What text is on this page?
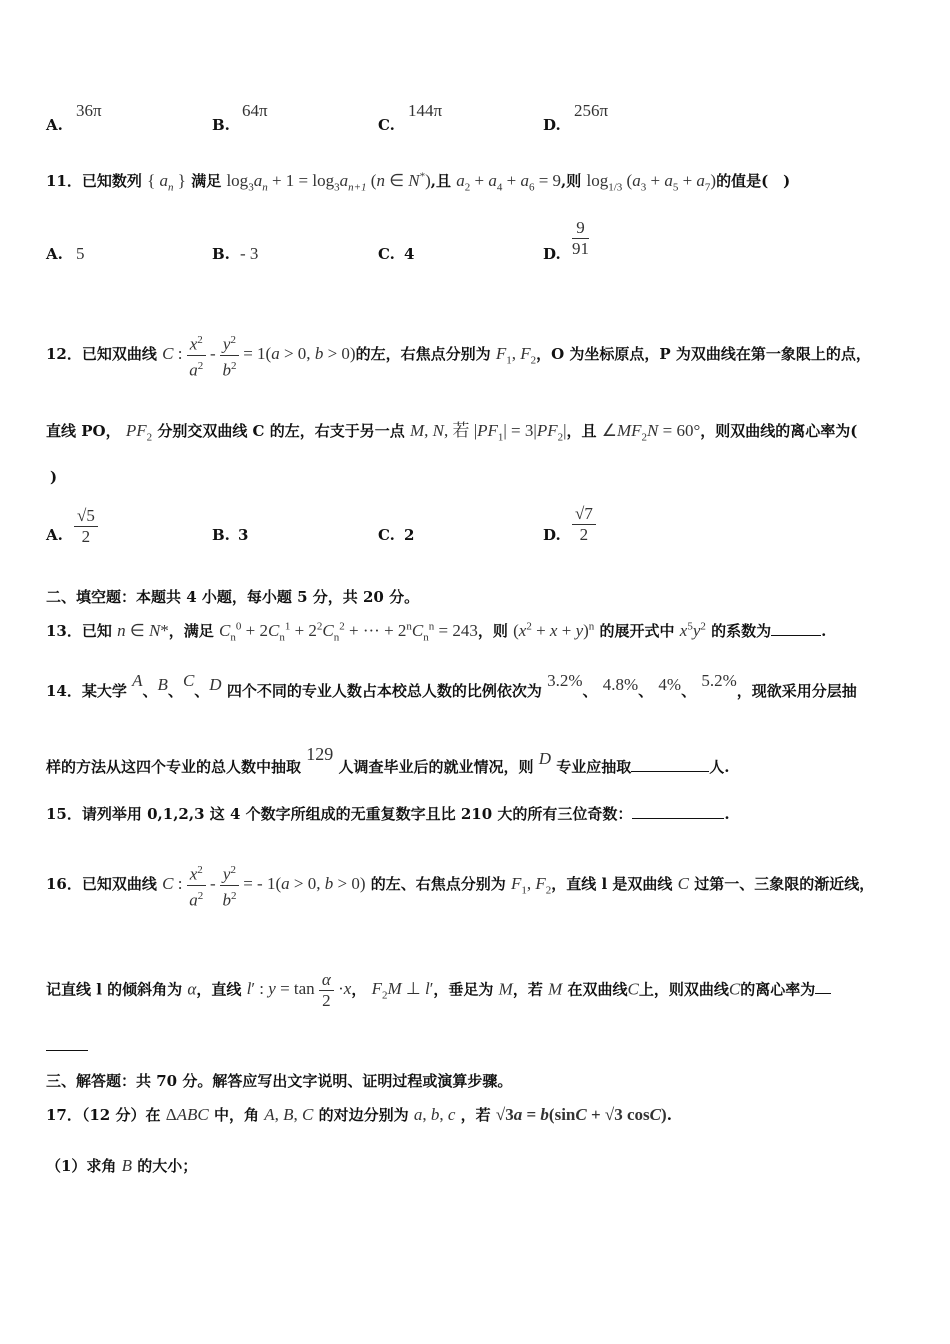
A.
36π
B.
64π
C.
144π
D.
256π
11．已知数列 { $a_n$ } 满足 $\log_3a_n + 1 = \log_3a_{n+1}$ (n ∈ N*),且 $a_2 + a_4 + a_6 = 9$,则 $\log_{1/3} (a_3 + a_5 + a_7)$的值是(　)
A. 5	B. - 3	C. 4	D. $\frac{9}{91}$
12．已知双曲线 C : $\frac{x^2}{a^2} - \frac{y^2}{b^2} = 1(a > 0$, b > 0)的左，右焦点分别为 $F_1$, $F_2$，O 为坐标原点，P 为双曲线在第一象限上的点，
直线 PO， $PF_2$ 分别交双曲线 C 的左，右支于另一点 M, N, 若 $|PF_1| = 3|PF_2|$，且 $\angle MF_2N = 60^\circ$，则双曲线的离心率为(
)
A. $\frac{√5}{2}$	B. 3	C. 2	D. $\frac{√7}{2}$
二、填空题：本题共 4 小题，每小题 5 分，共 20 分。
13．已知 n ∈ N*，满足 $C_n^0 + 2C_n^1 + 2^2C_n^2$ + ··· + $2^nC_n^n = 243$，则 $(x^2 + x + y)^n$ 的展开式中 $x^5y^2$ 的系数为	.
14．某大学 A、B、C、D 四个不同的专业人数占本校总人数的比例依次为 3.2%、 4.8%、 4%、 5.2%，现欲采用分层抽
样的方法从这四个专业的总人数中抽取 129 人调查毕业后的就业情况，则 D 专业应抽取	人.
15．请列举用 0,1,2,3 这 4 个数字所组成的无重复数字且比 210 大的所有三位奇数：	.
16．已知双曲线 C : $\frac{x^2}{a^2} - \frac{y^2}{b^2}$ = - 1(a > 0, b > 0) 的左、右焦点分别为 $F_1$, $F_2$，直线 l 是双曲线 C 过第一、三象限的渐近线，
记直线 l 的倾斜角为 α，直线 l′ : $y = \tan \frac{\alpha}{2} \cdot x$， $F_2M$ ⊥ l′，垂足为 M，若 M 在双曲线C上，则双曲线C的离心率为
三、解答题：共 70 分。解答应写出文字说明、证明过程或演算步骤。
17．（12 分）在 ΔABC 中，角 A, B, C 的对边分别为 a, b, c ，若 √3a = b(sinC + √3 cosC).
（1）求角 B 的大小；
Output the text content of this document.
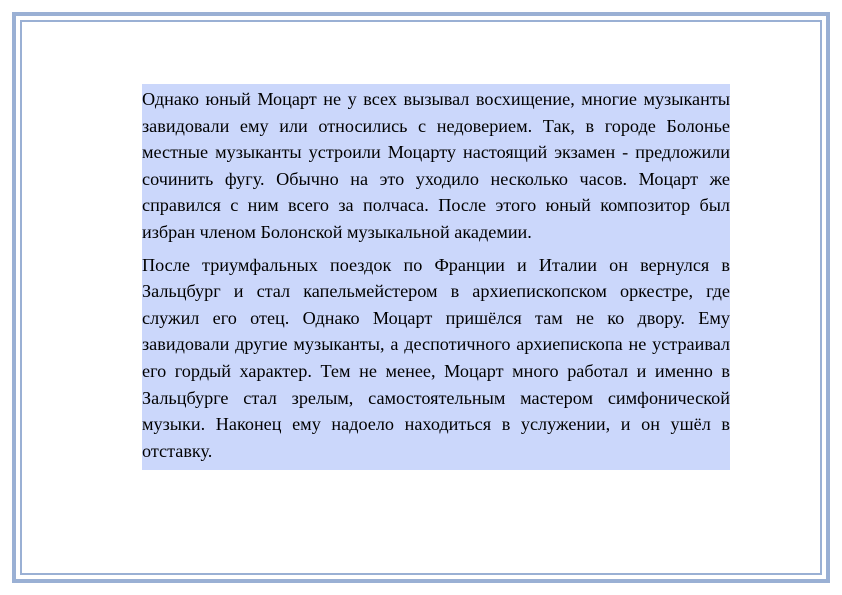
Однако юный Моцарт не у всех вызывал восхищение, многие музыканты завидовали ему или относились с недоверием. Так, в городе Болонье местные музыканты устроили Моцарту настоящий экзамен - предложили сочинить фугу. Обычно на это уходило несколько часов. Моцарт же справился с ним всего за полчаса. После этого юный композитор был избран членом Болонской музыкальной академии.

После триумфальных поездок по Франции и Италии он вернулся в Зальцбург и стал капельмейстером в архиепископском оркестре, где служил его отец. Однако Моцарт пришёлся там не ко двору. Ему завидовали другие музыканты, а деспотичного архиепископа не устраивал его гордый характер. Тем не менее, Моцарт много работал и именно в Зальцбурге стал зрелым, самостоятельным мастером симфонической музыки. Наконец ему надоело находиться в услужении, и он ушёл в отставку.
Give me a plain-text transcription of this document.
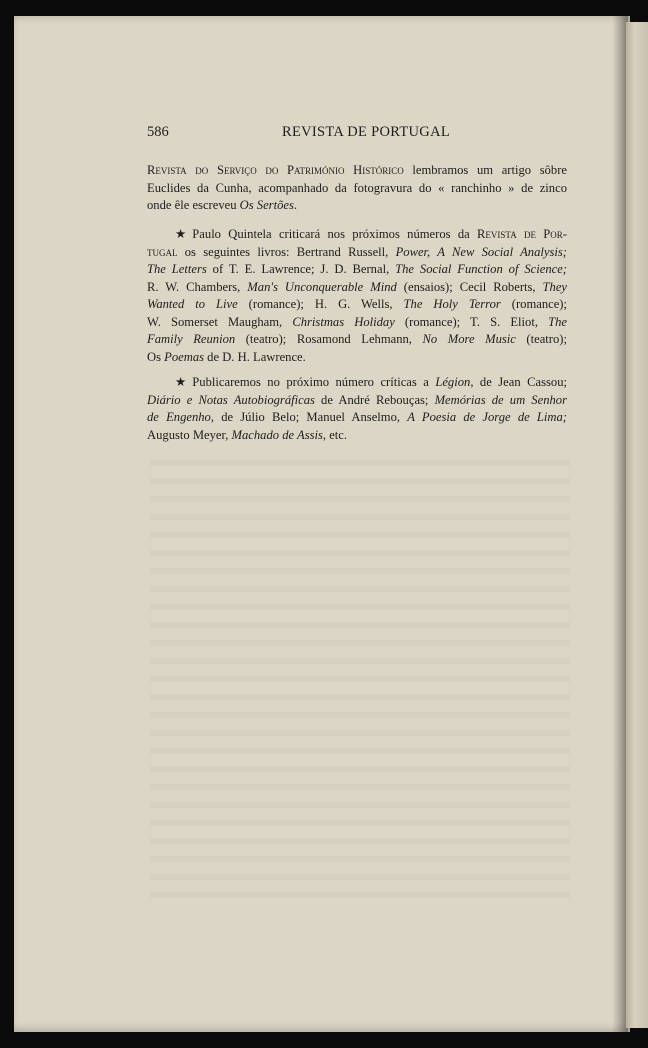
586	REVISTA DE PORTUGAL
Revista do Serviço do Património Histórico lembramos um artigo sôbre
Euclides da Cunha, acompanhado da fotogravura do « ranchinho » de zinco
onde êle escreveu Os Sertões.
★ Paulo Quintela criticará nos próximos números da Revista de Por-
tugal os seguintes livros: Bertrand Russell, Power, A New Social Analysis;
The Letters of T. E. Lawrence; J. D. Bernal, The Social Function of Science;
R. W. Chambers, Man's Unconquerable Mind (ensaios); Cecil Roberts, They
Wanted to Live (romance); H. G. Wells, The Holy Terror (romance);
W. Somerset Maugham, Christmas Holiday (romance); T. S. Eliot, The
Family Reunion (teatro); Rosamond Lehmann, No More Music (teatro);
Os Poemas de D. H. Lawrence.
★ Publicaremos no próximo número críticas a Légion, de Jean Cassou;
Diário e Notas Autobiográficas de André Rebouças; Memórias de um Senhor
de Engenho, de Júlio Belo; Manuel Anselmo, A Poesia de Jorge de Lima;
Augusto Meyer, Machado de Assis, etc.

**********

• _TO BE DONE_:
Go through the data and gather every line that holds "text".

• _RESPONSE TO THIS TASK_:
What text is on this page?
Output the text content of this document.
Give me a plain-text transcription of this document.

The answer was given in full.